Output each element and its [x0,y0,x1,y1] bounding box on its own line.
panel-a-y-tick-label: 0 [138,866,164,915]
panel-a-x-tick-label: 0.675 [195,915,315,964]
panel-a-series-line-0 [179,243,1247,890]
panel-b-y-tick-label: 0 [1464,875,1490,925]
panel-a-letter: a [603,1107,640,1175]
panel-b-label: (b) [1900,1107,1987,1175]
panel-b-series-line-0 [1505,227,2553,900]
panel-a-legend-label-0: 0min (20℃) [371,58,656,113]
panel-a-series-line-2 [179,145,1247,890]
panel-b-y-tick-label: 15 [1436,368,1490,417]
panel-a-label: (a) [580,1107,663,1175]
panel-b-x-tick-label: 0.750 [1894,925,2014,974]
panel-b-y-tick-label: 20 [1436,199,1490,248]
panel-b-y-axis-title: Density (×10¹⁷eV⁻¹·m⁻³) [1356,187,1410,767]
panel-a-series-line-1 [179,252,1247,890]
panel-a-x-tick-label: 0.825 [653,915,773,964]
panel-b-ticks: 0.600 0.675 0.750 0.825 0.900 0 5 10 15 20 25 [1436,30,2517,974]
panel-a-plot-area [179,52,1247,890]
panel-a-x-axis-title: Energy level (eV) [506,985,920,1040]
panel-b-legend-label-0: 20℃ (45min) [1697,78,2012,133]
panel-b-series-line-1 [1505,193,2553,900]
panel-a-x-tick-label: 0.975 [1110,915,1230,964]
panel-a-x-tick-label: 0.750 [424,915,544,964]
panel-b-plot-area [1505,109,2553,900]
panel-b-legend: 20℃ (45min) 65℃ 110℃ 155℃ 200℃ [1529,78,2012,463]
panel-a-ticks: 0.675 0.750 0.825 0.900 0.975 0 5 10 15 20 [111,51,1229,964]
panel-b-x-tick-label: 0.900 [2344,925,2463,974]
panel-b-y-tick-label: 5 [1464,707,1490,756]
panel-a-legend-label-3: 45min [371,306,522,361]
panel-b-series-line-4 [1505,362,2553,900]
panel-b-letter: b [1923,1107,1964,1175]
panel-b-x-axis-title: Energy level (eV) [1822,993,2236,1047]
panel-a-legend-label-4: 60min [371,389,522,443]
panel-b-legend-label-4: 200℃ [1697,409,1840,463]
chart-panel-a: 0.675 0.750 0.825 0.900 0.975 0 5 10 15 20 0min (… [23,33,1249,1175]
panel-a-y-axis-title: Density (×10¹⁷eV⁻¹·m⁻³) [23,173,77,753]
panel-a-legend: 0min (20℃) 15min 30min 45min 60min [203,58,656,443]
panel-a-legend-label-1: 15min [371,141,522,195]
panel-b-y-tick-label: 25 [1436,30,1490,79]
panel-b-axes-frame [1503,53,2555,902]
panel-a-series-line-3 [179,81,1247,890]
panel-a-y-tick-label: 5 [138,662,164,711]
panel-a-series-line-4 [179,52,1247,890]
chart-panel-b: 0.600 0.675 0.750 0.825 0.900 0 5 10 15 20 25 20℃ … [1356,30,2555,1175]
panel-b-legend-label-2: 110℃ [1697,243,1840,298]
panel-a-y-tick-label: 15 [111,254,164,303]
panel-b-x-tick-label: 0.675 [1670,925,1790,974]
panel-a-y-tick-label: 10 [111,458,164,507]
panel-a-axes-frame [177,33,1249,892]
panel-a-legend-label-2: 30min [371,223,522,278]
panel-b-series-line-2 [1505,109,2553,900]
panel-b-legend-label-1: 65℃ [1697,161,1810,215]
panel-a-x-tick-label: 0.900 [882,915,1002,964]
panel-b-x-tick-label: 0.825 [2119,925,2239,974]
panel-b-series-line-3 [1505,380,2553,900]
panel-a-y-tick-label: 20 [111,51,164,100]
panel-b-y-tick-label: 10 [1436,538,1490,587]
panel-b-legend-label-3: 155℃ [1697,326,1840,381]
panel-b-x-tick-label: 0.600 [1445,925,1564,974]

□ □ □

Problem description
Count the lines in the data above that contain the string "plot", matching case exactly. Reply with the number alone.

Solved problem
2